> **Records for the exercise**:
* begin *

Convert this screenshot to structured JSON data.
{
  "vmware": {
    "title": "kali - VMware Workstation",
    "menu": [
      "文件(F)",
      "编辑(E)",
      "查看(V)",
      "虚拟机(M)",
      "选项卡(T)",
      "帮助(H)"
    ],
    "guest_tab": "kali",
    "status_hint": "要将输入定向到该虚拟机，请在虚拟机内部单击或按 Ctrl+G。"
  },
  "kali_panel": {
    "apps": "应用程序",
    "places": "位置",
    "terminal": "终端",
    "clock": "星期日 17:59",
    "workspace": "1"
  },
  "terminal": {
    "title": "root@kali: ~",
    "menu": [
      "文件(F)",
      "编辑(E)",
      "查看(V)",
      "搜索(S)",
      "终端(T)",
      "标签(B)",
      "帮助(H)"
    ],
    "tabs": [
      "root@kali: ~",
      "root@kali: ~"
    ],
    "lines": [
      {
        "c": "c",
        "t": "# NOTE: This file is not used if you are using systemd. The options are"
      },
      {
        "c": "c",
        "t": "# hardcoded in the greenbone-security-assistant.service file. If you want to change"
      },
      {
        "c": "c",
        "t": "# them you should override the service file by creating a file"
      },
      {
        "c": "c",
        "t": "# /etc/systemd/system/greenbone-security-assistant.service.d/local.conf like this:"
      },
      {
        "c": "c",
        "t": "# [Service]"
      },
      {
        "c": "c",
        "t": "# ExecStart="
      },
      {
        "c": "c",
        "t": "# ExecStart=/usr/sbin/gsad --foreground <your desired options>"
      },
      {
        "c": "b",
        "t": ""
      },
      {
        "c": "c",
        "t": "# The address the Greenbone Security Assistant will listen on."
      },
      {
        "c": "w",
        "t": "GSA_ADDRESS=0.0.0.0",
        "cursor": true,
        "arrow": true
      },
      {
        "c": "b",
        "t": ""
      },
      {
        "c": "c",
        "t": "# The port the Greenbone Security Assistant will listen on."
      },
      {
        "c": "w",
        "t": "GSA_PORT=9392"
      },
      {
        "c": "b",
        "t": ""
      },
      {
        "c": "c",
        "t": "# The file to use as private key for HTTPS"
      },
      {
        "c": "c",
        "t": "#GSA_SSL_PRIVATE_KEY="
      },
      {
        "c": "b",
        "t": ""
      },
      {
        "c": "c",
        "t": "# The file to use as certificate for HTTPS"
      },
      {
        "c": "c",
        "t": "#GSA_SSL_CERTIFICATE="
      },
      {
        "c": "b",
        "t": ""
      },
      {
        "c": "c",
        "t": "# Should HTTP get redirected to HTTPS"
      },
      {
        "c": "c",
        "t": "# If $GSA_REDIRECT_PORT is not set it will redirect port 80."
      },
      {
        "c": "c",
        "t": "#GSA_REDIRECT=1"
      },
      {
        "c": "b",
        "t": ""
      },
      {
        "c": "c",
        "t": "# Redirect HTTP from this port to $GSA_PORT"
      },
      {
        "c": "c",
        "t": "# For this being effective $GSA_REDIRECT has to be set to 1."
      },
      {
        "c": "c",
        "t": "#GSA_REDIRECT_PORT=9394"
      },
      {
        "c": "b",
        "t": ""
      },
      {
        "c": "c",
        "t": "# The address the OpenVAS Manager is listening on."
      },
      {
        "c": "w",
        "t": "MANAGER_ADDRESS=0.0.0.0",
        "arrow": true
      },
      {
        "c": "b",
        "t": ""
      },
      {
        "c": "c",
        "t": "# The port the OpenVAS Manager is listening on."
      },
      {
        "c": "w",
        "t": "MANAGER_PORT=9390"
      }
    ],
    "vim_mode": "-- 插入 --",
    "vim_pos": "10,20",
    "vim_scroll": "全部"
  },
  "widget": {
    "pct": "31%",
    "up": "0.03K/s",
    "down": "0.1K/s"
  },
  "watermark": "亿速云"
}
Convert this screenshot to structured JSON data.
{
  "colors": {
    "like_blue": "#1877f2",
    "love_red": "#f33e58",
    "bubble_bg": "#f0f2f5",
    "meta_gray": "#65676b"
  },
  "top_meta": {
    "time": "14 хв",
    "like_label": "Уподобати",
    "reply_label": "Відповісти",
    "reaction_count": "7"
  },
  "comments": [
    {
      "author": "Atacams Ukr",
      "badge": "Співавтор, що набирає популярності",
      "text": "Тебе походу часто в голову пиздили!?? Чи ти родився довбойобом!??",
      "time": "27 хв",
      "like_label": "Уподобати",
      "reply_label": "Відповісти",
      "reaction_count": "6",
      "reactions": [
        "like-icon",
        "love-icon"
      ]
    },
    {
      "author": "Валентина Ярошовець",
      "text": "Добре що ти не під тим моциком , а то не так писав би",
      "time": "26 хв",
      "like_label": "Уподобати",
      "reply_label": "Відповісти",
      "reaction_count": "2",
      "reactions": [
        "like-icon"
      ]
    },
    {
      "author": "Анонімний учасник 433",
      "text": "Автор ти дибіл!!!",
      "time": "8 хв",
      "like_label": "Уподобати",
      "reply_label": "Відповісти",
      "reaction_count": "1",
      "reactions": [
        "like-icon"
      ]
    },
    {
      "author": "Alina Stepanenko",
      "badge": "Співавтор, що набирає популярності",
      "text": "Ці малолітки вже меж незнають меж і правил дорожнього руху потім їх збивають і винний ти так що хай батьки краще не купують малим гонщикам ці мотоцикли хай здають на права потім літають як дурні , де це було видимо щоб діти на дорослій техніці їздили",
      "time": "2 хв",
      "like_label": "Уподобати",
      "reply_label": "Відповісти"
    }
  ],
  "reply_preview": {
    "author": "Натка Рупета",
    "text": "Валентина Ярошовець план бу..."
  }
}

* end *
* begin *

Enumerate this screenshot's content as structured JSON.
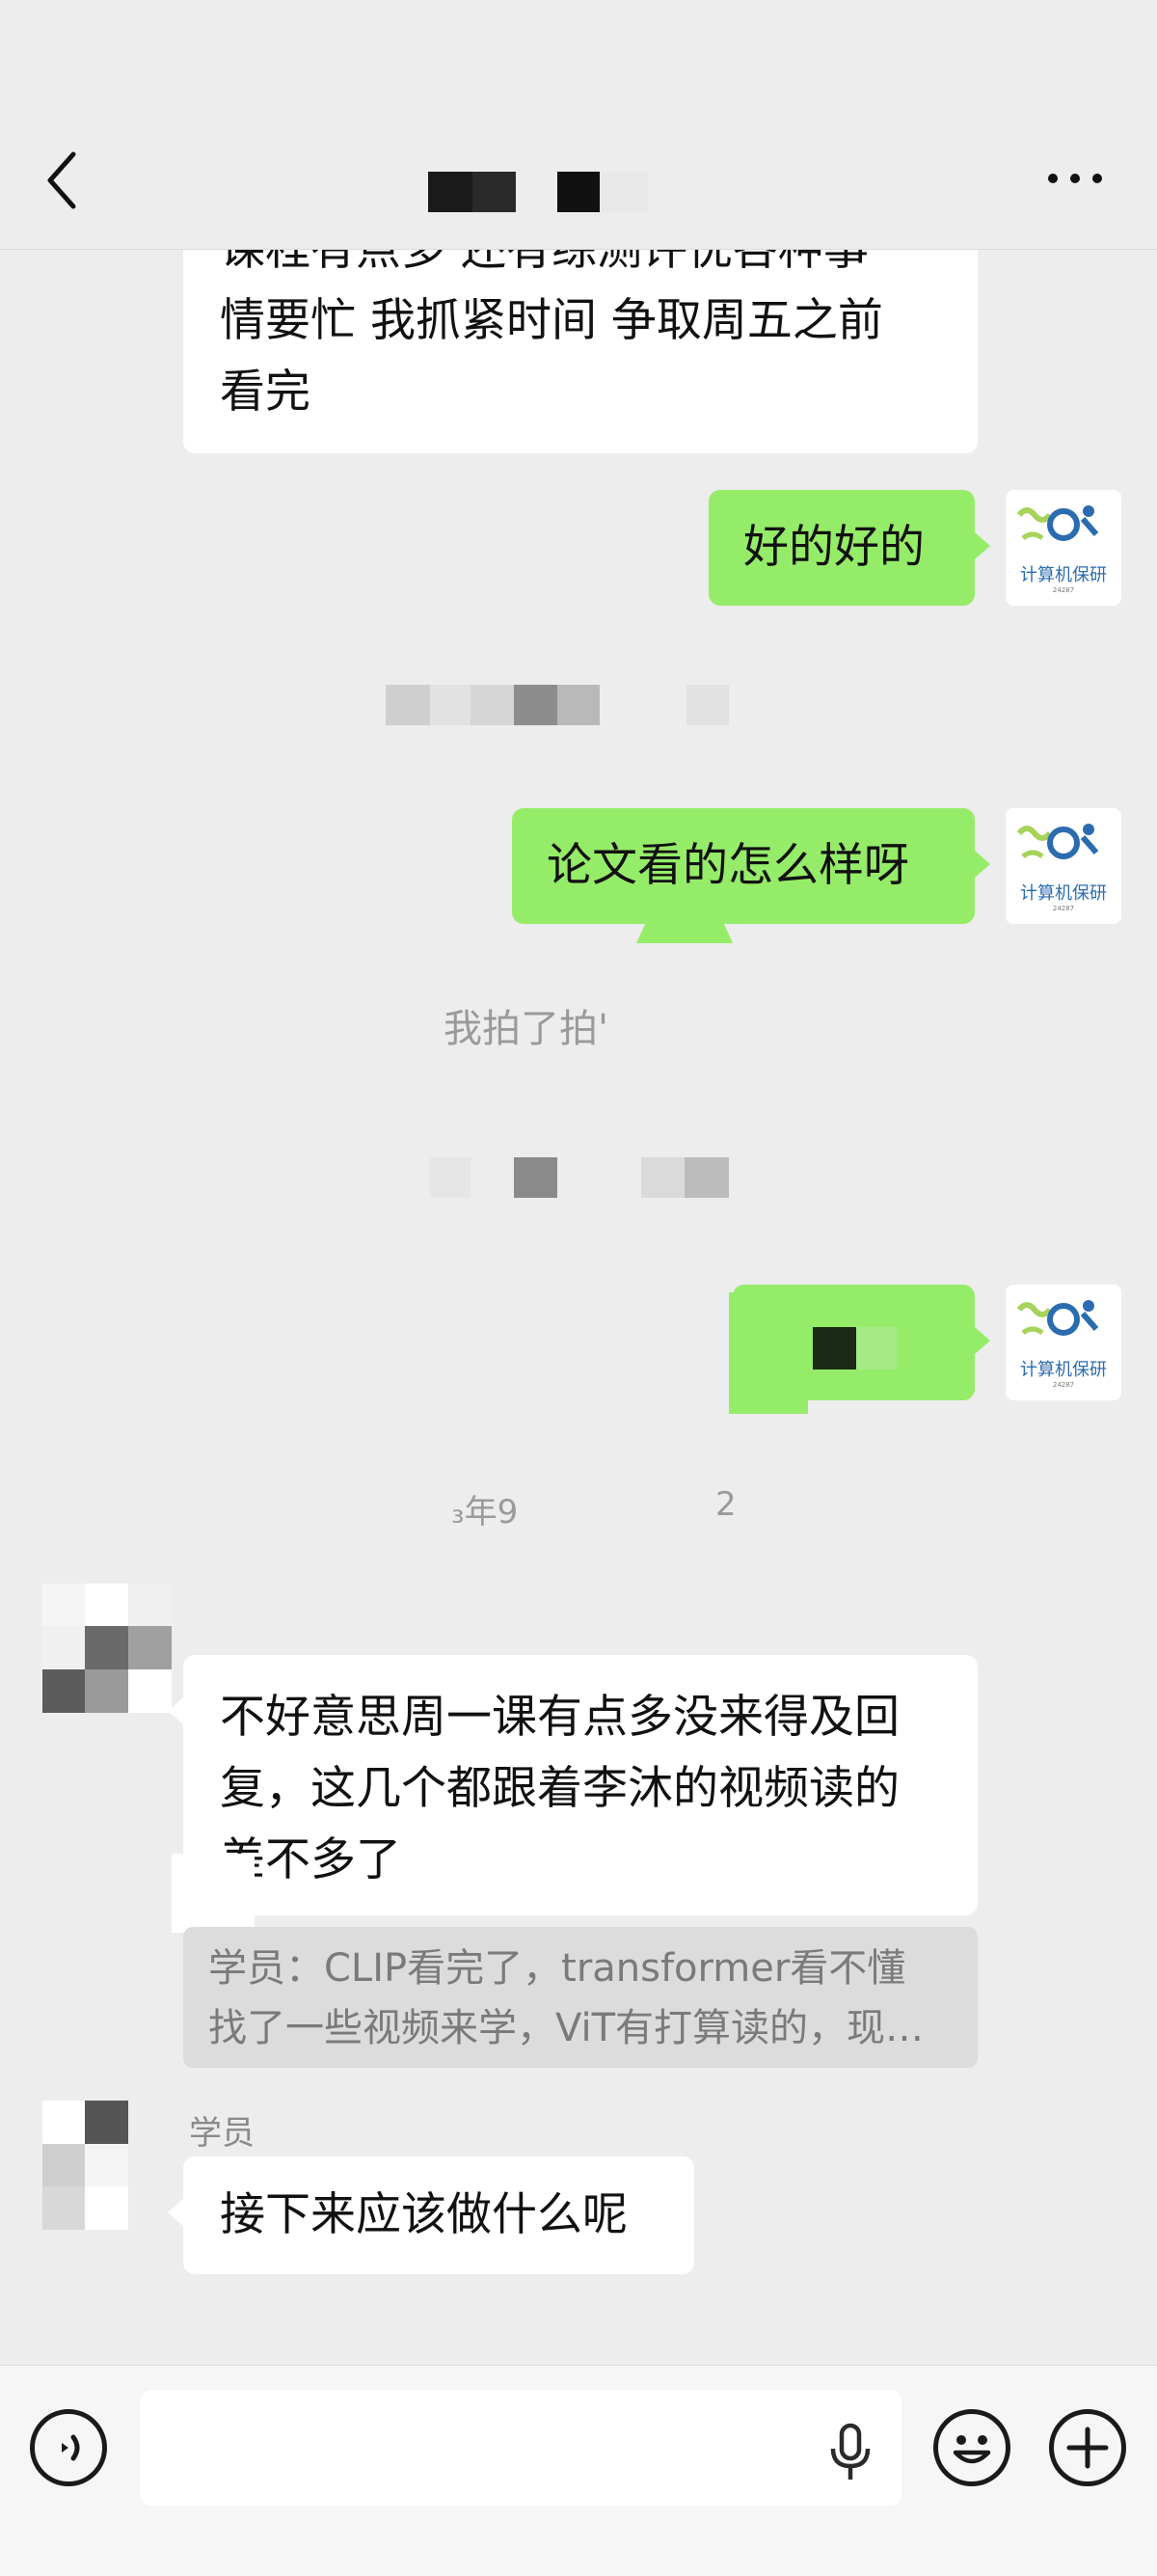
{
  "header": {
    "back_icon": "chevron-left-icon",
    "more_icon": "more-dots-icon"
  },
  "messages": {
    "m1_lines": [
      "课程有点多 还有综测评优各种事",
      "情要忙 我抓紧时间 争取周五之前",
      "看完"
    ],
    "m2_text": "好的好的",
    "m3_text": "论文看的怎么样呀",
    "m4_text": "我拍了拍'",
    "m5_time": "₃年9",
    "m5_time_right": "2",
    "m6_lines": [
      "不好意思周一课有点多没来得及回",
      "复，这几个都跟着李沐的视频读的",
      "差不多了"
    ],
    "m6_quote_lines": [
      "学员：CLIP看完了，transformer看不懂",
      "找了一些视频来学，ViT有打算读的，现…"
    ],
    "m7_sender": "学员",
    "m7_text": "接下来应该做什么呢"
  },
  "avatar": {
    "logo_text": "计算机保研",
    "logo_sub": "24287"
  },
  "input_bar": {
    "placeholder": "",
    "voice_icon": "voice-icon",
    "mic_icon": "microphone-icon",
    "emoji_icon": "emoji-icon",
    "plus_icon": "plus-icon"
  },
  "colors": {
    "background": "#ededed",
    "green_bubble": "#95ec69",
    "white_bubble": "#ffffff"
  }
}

* end *

> **Stated exercise**: Read the entries and pick out all lines that include the word "icon".

> **Task response**:
        "like-icon",
        "love-icon"
        "like-icon"
        "like-icon"
    "back_icon": "chevron-left-icon",
    "more_icon": "more-dots-icon"
    "voice_icon": "voice-icon",
    "mic_icon": "microphone-icon",
    "emoji_icon": "emoji-icon",
    "plus_icon": "plus-icon"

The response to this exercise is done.